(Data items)
##########

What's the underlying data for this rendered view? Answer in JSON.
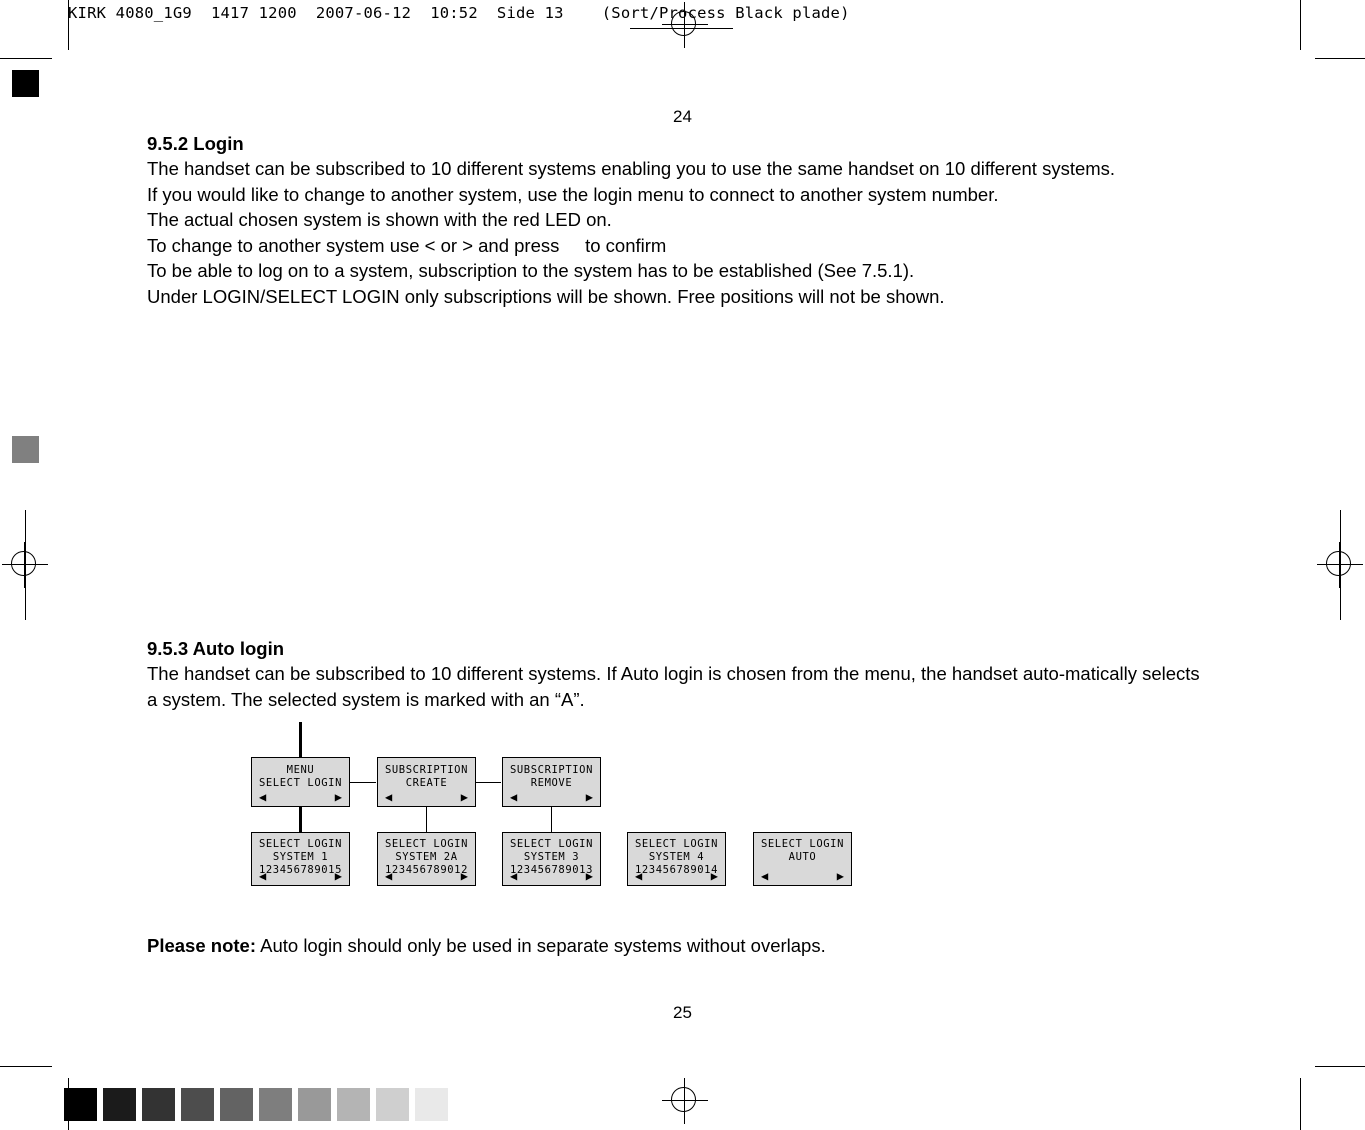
{
  "plate_header": {
    "text": "KIRK 4080_1G9  1417 1200  2007-06-12  10:52  Side 13    (Sort/Process Black plade)"
  },
  "page_numbers": {
    "top": "24",
    "bottom": "25"
  },
  "section_952": {
    "heading": "9.5.2 Login",
    "lines": [
      "The handset can be subscribed to 10 different systems enabling you to use the same handset on 10 different systems.",
      "If you would like to change to another system, use the login menu to connect to another system number.",
      "The actual chosen system is shown with the red LED on.",
      "To change to another system use < or > and press     to confirm",
      "To be able to log on to a system, subscription to the system has to be established (See 7.5.1).",
      "Under LOGIN/SELECT LOGIN only subscriptions will be shown. Free positions will not be shown."
    ]
  },
  "section_953": {
    "heading": "9.5.3 Auto login",
    "lines": [
      "The handset can be subscribed to 10 different systems. If Auto login is chosen from the menu, the handset auto-matically selects a system. The selected system is marked with an “A”."
    ]
  },
  "note": {
    "label": "Please note:",
    "text": " Auto login should only be used in separate systems without overlaps."
  },
  "diagram": {
    "arrow_left": "◀",
    "arrow_right": "▶",
    "top_row": [
      {
        "line1": "MENU",
        "line2": "SELECT LOGIN"
      },
      {
        "line1": "SUBSCRIPTION",
        "line2": "CREATE"
      },
      {
        "line1": "SUBSCRIPTION",
        "line2": "REMOVE"
      }
    ],
    "bottom_row": [
      {
        "line1": "SELECT LOGIN",
        "line2": "SYSTEM 1",
        "line3": "123456789015"
      },
      {
        "line1": "SELECT LOGIN",
        "line2": "SYSTEM 2A",
        "line3": "123456789012"
      },
      {
        "line1": "SELECT LOGIN",
        "line2": "SYSTEM 3",
        "line3": "123456789013"
      },
      {
        "line1": "SELECT LOGIN",
        "line2": "SYSTEM 4",
        "line3": "123456789014"
      },
      {
        "line1": "SELECT LOGIN",
        "line2": "AUTO",
        "line3": ""
      }
    ]
  },
  "prepress": {
    "swatches": [
      "#000000",
      "#1b1b1b",
      "#333333",
      "#4d4d4d",
      "#636363",
      "#7e7e7e",
      "#999999",
      "#b4b4b4",
      "#cfcfcf",
      "#e9e9e9"
    ],
    "reg_square_top_color": "#000000",
    "reg_square_mid_color": "#808080"
  }
}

##########

(Your goal) Every entry must be transcribed exactly. Pictures do not belong in the copy.

(Problem solution)
What's the underlying data for this rendered view? Answer in JSON.
{
  "plate_header": {
    "text": "KIRK 4080_1G9  1417 1200  2007-06-12  10:52  Side 13    (Sort/Process Black plade)"
  },
  "page_numbers": {
    "top": "24",
    "bottom": "25"
  },
  "section_952": {
    "heading": "9.5.2 Login",
    "lines": [
      "The handset can be subscribed to 10 different systems enabling you to use the same handset on 10 different systems.",
      "If you would like to change to another system, use the login menu to connect to another system number.",
      "The actual chosen system is shown with the red LED on.",
      "To change to another system use < or > and press     to confirm",
      "To be able to log on to a system, subscription to the system has to be established (See 7.5.1).",
      "Under LOGIN/SELECT LOGIN only subscriptions will be shown. Free positions will not be shown."
    ]
  },
  "section_953": {
    "heading": "9.5.3 Auto login",
    "lines": [
      "The handset can be subscribed to 10 different systems. If Auto login is chosen from the menu, the handset auto-matically selects a system. The selected system is marked with an “A”."
    ]
  },
  "note": {
    "label": "Please note:",
    "text": " Auto login should only be used in separate systems without overlaps."
  },
  "diagram": {
    "arrow_left": "◀",
    "arrow_right": "▶",
    "top_row": [
      {
        "line1": "MENU",
        "line2": "SELECT LOGIN"
      },
      {
        "line1": "SUBSCRIPTION",
        "line2": "CREATE"
      },
      {
        "line1": "SUBSCRIPTION",
        "line2": "REMOVE"
      }
    ],
    "bottom_row": [
      {
        "line1": "SELECT LOGIN",
        "line2": "SYSTEM 1",
        "line3": "123456789015"
      },
      {
        "line1": "SELECT LOGIN",
        "line2": "SYSTEM 2A",
        "line3": "123456789012"
      },
      {
        "line1": "SELECT LOGIN",
        "line2": "SYSTEM 3",
        "line3": "123456789013"
      },
      {
        "line1": "SELECT LOGIN",
        "line2": "SYSTEM 4",
        "line3": "123456789014"
      },
      {
        "line1": "SELECT LOGIN",
        "line2": "AUTO",
        "line3": ""
      }
    ]
  },
  "prepress": {
    "swatches": [
      "#000000",
      "#1b1b1b",
      "#333333",
      "#4d4d4d",
      "#636363",
      "#7e7e7e",
      "#999999",
      "#b4b4b4",
      "#cfcfcf",
      "#e9e9e9"
    ],
    "reg_square_top_color": "#000000",
    "reg_square_mid_color": "#808080"
  }
}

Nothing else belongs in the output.